▶ AIM OF THE EXERCISE:
Your answer is a single number: the count of lines that contain the string "Filter".

▶ LISTING:
....

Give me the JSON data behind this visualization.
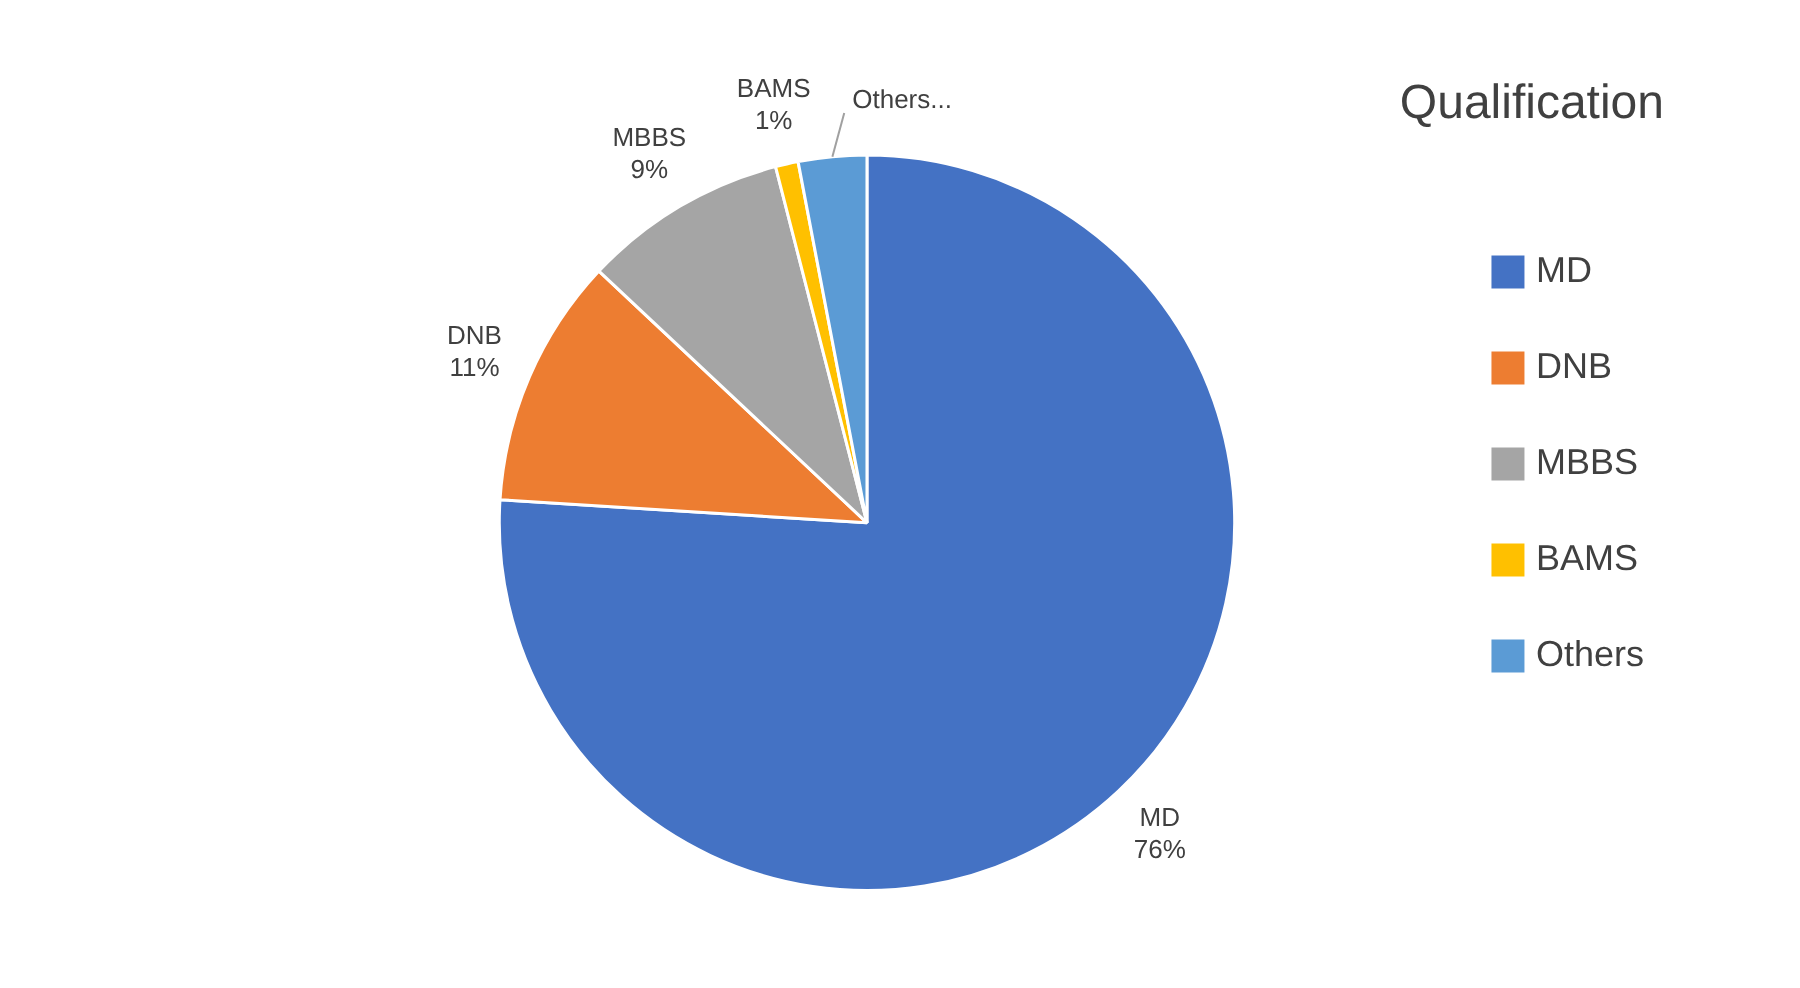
{
  "chart_data": {
    "type": "pie",
    "title": "Qualification",
    "categories": [
      "MD",
      "DNB",
      "MBBS",
      "BAMS",
      "Others"
    ],
    "values": [
      76,
      11,
      9,
      1,
      3
    ],
    "colors": [
      "#4472c4",
      "#ed7d31",
      "#a5a5a5",
      "#ffc000",
      "#5b9bd5"
    ],
    "value_labels": [
      "76%",
      "11%",
      "9%",
      "1%",
      null
    ],
    "annotations": [
      "Others..."
    ],
    "legend": "right"
  }
}
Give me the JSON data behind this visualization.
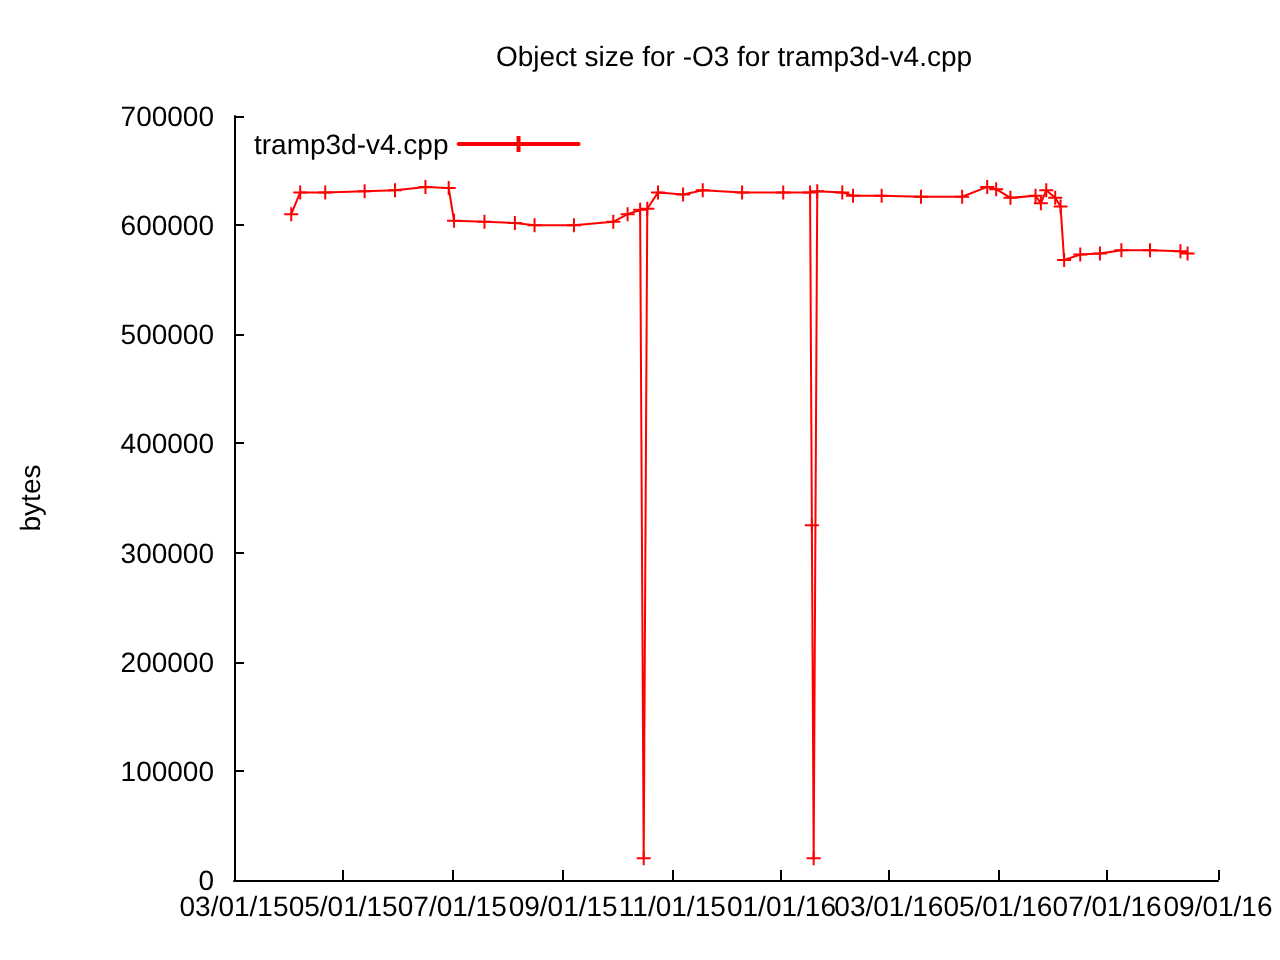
{
  "chart_data": {
    "type": "line",
    "title": "Object size for -O3 for tramp3d-v4.cpp",
    "ylabel": "bytes",
    "series": [
      {
        "name": "tramp3d-v4.cpp",
        "color": "#ff0000",
        "x": [
          "2015-04-02",
          "2015-04-07",
          "2015-04-21",
          "2015-05-13",
          "2015-05-30",
          "2015-06-16",
          "2015-06-29",
          "2015-07-02",
          "2015-07-19",
          "2015-08-05",
          "2015-08-16",
          "2015-09-07",
          "2015-09-29",
          "2015-10-07",
          "2015-10-14",
          "2015-10-16",
          "2015-10-18",
          "2015-10-24",
          "2015-11-07",
          "2015-11-18",
          "2015-12-10",
          "2016-01-02",
          "2016-01-17",
          "2016-01-18",
          "2016-01-19",
          "2016-01-21",
          "2016-02-04",
          "2016-02-10",
          "2016-02-26",
          "2016-03-19",
          "2016-04-11",
          "2016-04-25",
          "2016-04-30",
          "2016-05-08",
          "2016-05-22",
          "2016-05-25",
          "2016-05-28",
          "2016-06-02",
          "2016-06-05",
          "2016-06-07",
          "2016-06-16",
          "2016-06-27",
          "2016-07-09",
          "2016-07-25",
          "2016-08-11",
          "2016-08-15"
        ],
        "values": [
          610000,
          630000,
          630000,
          631000,
          632000,
          635000,
          634000,
          604000,
          603000,
          602000,
          600000,
          600000,
          603000,
          610000,
          614000,
          20000,
          615000,
          630000,
          628000,
          632000,
          630000,
          630000,
          630000,
          325000,
          20000,
          631000,
          630000,
          627000,
          627000,
          626000,
          626000,
          635000,
          633000,
          625000,
          627000,
          620000,
          632000,
          625000,
          617000,
          568000,
          573000,
          574000,
          577000,
          577000,
          576000,
          574000
        ]
      }
    ],
    "xlim": [
      "2015-03-01",
      "2016-09-01"
    ],
    "xticks": [
      {
        "value": "2015-03-01",
        "label": "03/01/15"
      },
      {
        "value": "2015-05-01",
        "label": "05/01/15"
      },
      {
        "value": "2015-07-01",
        "label": "07/01/15"
      },
      {
        "value": "2015-09-01",
        "label": "09/01/15"
      },
      {
        "value": "2015-11-01",
        "label": "11/01/15"
      },
      {
        "value": "2016-01-01",
        "label": "01/01/16"
      },
      {
        "value": "2016-03-01",
        "label": "03/01/16"
      },
      {
        "value": "2016-05-01",
        "label": "05/01/16"
      },
      {
        "value": "2016-07-01",
        "label": "07/01/16"
      },
      {
        "value": "2016-09-01",
        "label": "09/01/16"
      }
    ],
    "ylim": [
      0,
      700000
    ],
    "yticks": [
      0,
      100000,
      200000,
      300000,
      400000,
      500000,
      600000,
      700000
    ],
    "legend": "top left",
    "marker": "cross",
    "line_style": "solid",
    "grid": false
  }
}
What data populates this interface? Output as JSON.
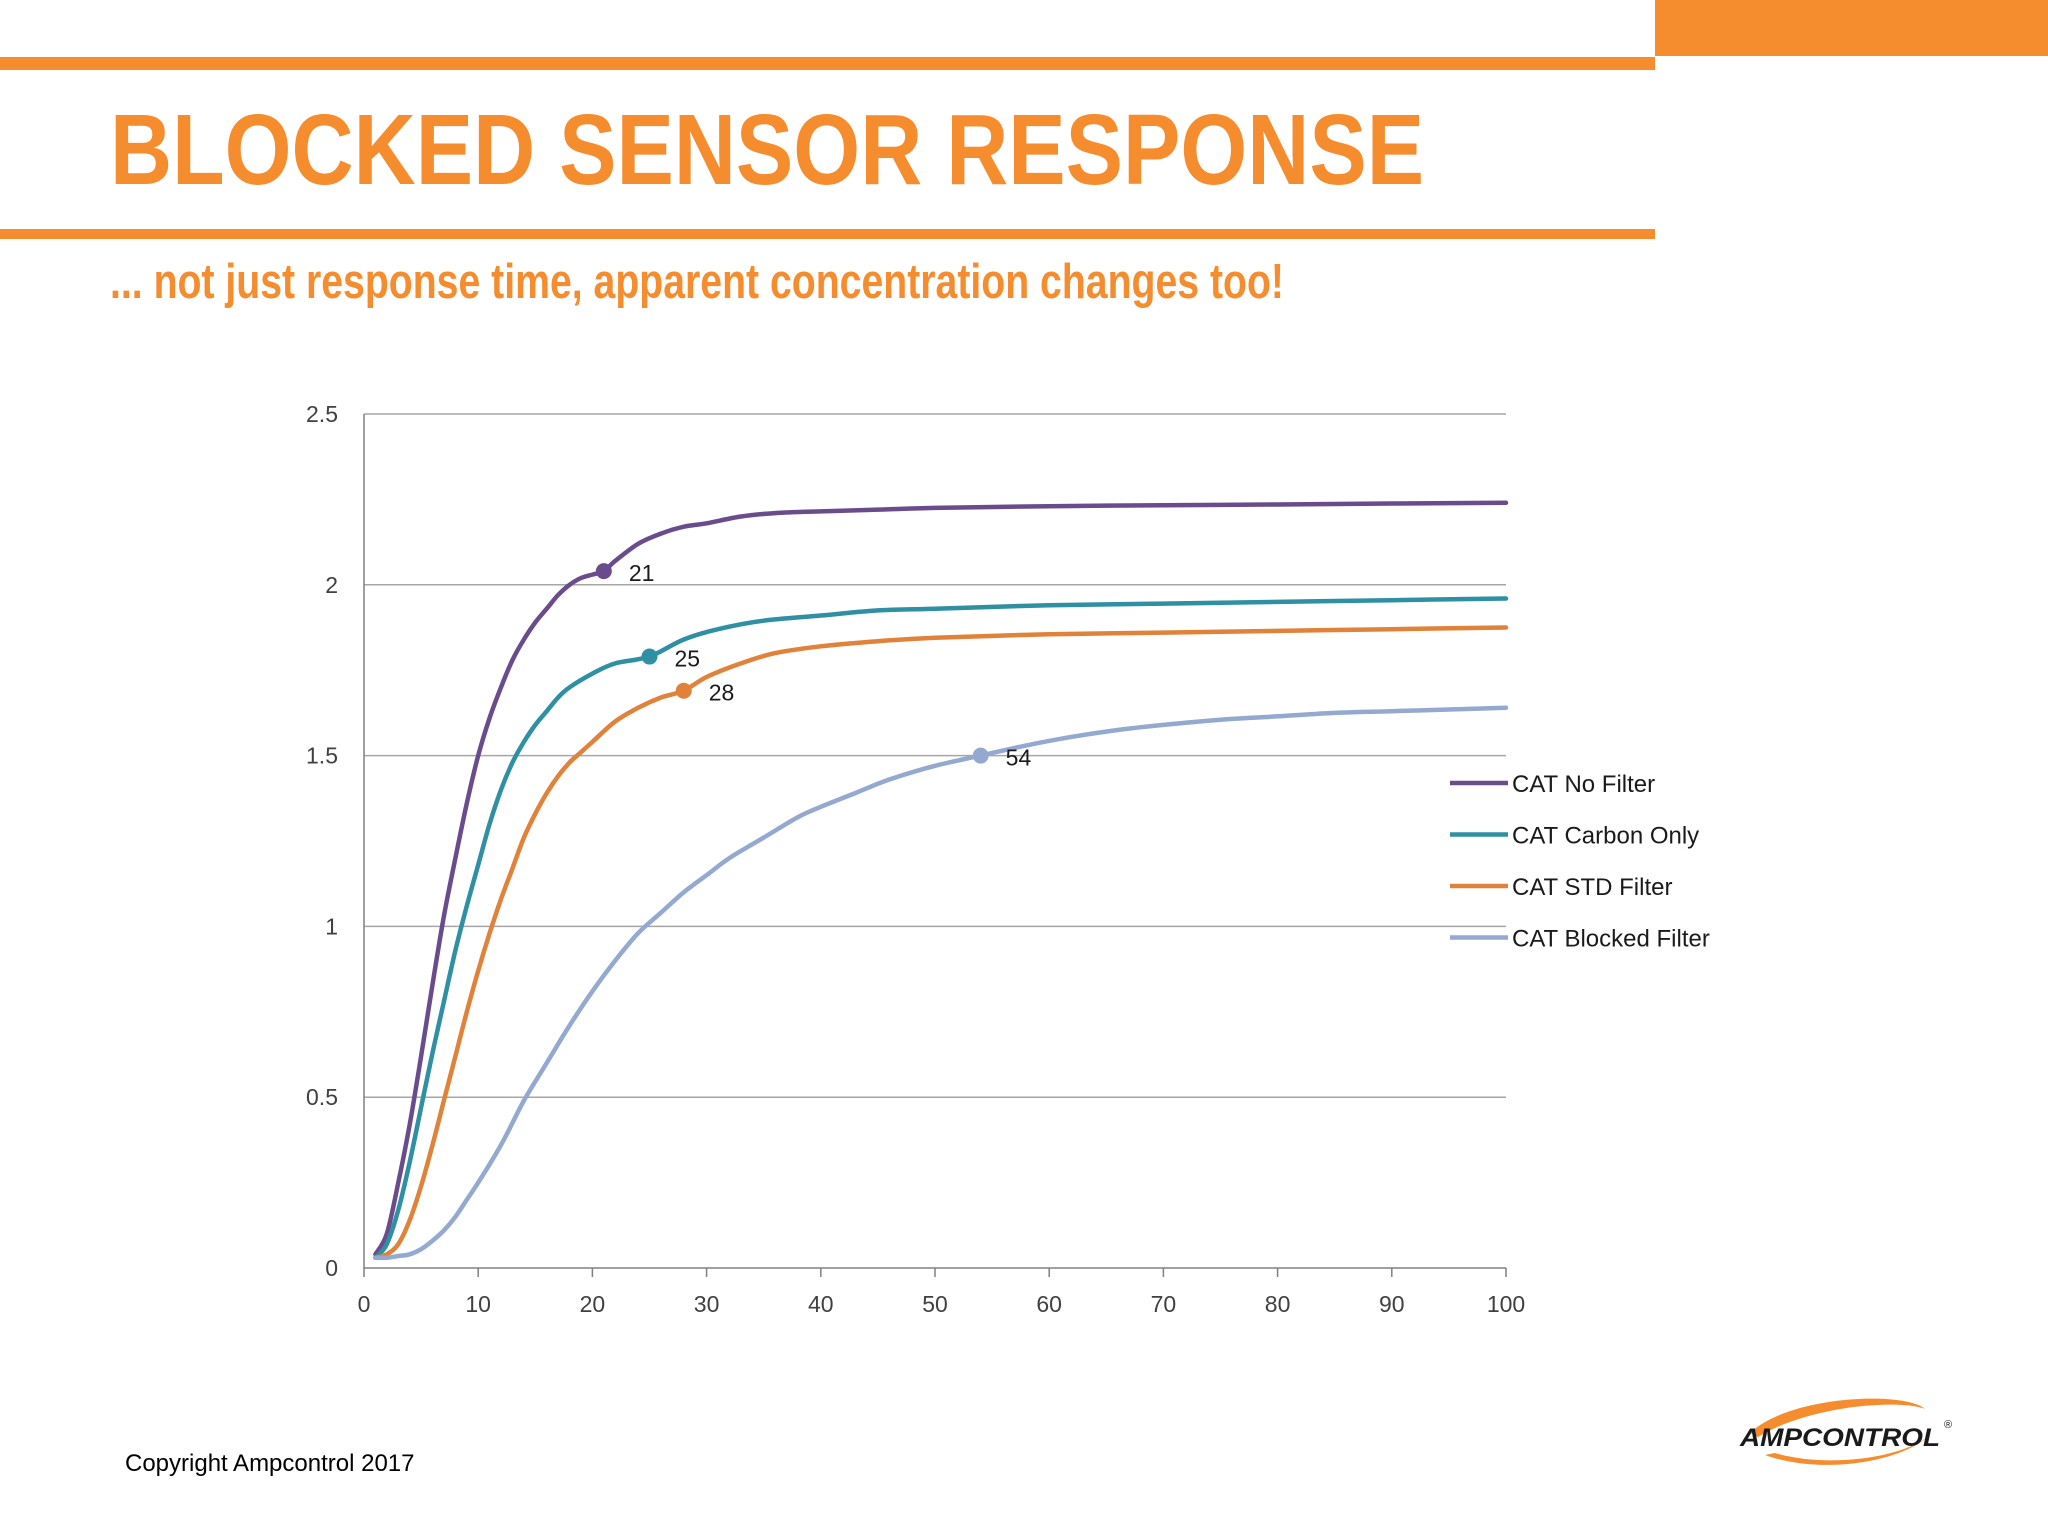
{
  "header": {
    "title": "BLOCKED SENSOR RESPONSE",
    "subtitle": "... not just response time, apparent concentration changes too!"
  },
  "footer": {
    "copyright": "Copyright Ampcontrol 2017",
    "logo_text": "AMPCONTROL",
    "logo_mark": "®"
  },
  "colors": {
    "accent": "#F58C2E",
    "grid": "#A6A6A6",
    "axis": "#808080",
    "text": "#404040"
  },
  "chart_data": {
    "type": "line",
    "title": "",
    "xlabel": "",
    "ylabel": "",
    "xlim": [
      0,
      100
    ],
    "ylim": [
      0,
      2.5
    ],
    "xticks": [
      0,
      10,
      20,
      30,
      40,
      50,
      60,
      70,
      80,
      90,
      100
    ],
    "yticks": [
      0,
      0.5,
      1,
      1.5,
      2,
      2.5
    ],
    "ytick_labels": [
      "0",
      "0.5",
      "1",
      "1.5",
      "2",
      "2.5"
    ],
    "grid": true,
    "legend_position": "right",
    "series": [
      {
        "name": "CAT No Filter",
        "color": "#6A4C8C",
        "x": [
          1,
          2,
          3,
          4,
          5,
          6,
          7,
          8,
          9,
          10,
          11,
          12,
          13,
          14,
          15,
          16,
          17,
          18,
          19,
          20,
          21,
          22,
          24,
          26,
          28,
          30,
          33,
          36,
          40,
          45,
          50,
          60,
          70,
          80,
          90,
          100
        ],
        "y": [
          0.04,
          0.1,
          0.25,
          0.42,
          0.62,
          0.83,
          1.03,
          1.2,
          1.36,
          1.5,
          1.61,
          1.7,
          1.78,
          1.84,
          1.89,
          1.93,
          1.97,
          2.0,
          2.02,
          2.03,
          2.04,
          2.07,
          2.12,
          2.15,
          2.17,
          2.18,
          2.2,
          2.21,
          2.215,
          2.22,
          2.225,
          2.23,
          2.233,
          2.235,
          2.238,
          2.24
        ],
        "marker": {
          "x": 21,
          "y": 2.04,
          "label": "21"
        }
      },
      {
        "name": "CAT Carbon Only",
        "color": "#2F8FA3",
        "x": [
          1,
          2,
          3,
          4,
          5,
          6,
          7,
          8,
          9,
          10,
          11,
          12,
          13,
          14,
          15,
          16,
          17,
          18,
          20,
          22,
          25,
          28,
          31,
          35,
          40,
          45,
          50,
          60,
          70,
          80,
          90,
          100
        ],
        "y": [
          0.03,
          0.07,
          0.17,
          0.31,
          0.47,
          0.63,
          0.78,
          0.93,
          1.06,
          1.18,
          1.3,
          1.4,
          1.48,
          1.54,
          1.59,
          1.63,
          1.67,
          1.7,
          1.74,
          1.77,
          1.79,
          1.84,
          1.87,
          1.895,
          1.91,
          1.925,
          1.93,
          1.94,
          1.945,
          1.95,
          1.955,
          1.96
        ],
        "marker": {
          "x": 25,
          "y": 1.79,
          "label": "25"
        }
      },
      {
        "name": "CAT STD Filter",
        "color": "#E0823A",
        "x": [
          1,
          2,
          3,
          4,
          5,
          6,
          7,
          8,
          9,
          10,
          11,
          12,
          13,
          14,
          15,
          16,
          17,
          18,
          19,
          20,
          22,
          24,
          26,
          28,
          30,
          33,
          36,
          40,
          45,
          50,
          60,
          70,
          80,
          90,
          100
        ],
        "y": [
          0.03,
          0.04,
          0.07,
          0.14,
          0.24,
          0.36,
          0.49,
          0.62,
          0.75,
          0.87,
          0.98,
          1.08,
          1.17,
          1.26,
          1.33,
          1.39,
          1.44,
          1.48,
          1.51,
          1.54,
          1.6,
          1.64,
          1.67,
          1.69,
          1.73,
          1.77,
          1.8,
          1.82,
          1.835,
          1.845,
          1.855,
          1.86,
          1.865,
          1.87,
          1.875
        ],
        "marker": {
          "x": 28,
          "y": 1.69,
          "label": "28"
        }
      },
      {
        "name": "CAT Blocked Filter",
        "color": "#93A9CF",
        "x": [
          1,
          2,
          3,
          4,
          5,
          6,
          7,
          8,
          9,
          10,
          12,
          14,
          16,
          18,
          20,
          22,
          24,
          26,
          28,
          30,
          32,
          35,
          38,
          40,
          43,
          46,
          50,
          54,
          58,
          62,
          66,
          70,
          75,
          80,
          85,
          90,
          95,
          100
        ],
        "y": [
          0.03,
          0.03,
          0.035,
          0.04,
          0.055,
          0.08,
          0.11,
          0.15,
          0.2,
          0.25,
          0.36,
          0.49,
          0.6,
          0.71,
          0.81,
          0.9,
          0.98,
          1.04,
          1.1,
          1.15,
          1.2,
          1.26,
          1.32,
          1.35,
          1.39,
          1.43,
          1.47,
          1.5,
          1.53,
          1.555,
          1.575,
          1.59,
          1.605,
          1.615,
          1.625,
          1.63,
          1.635,
          1.64
        ],
        "marker": {
          "x": 54,
          "y": 1.5,
          "label": "54"
        }
      }
    ]
  }
}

....

▶ EXERCISE RESPONSE:
3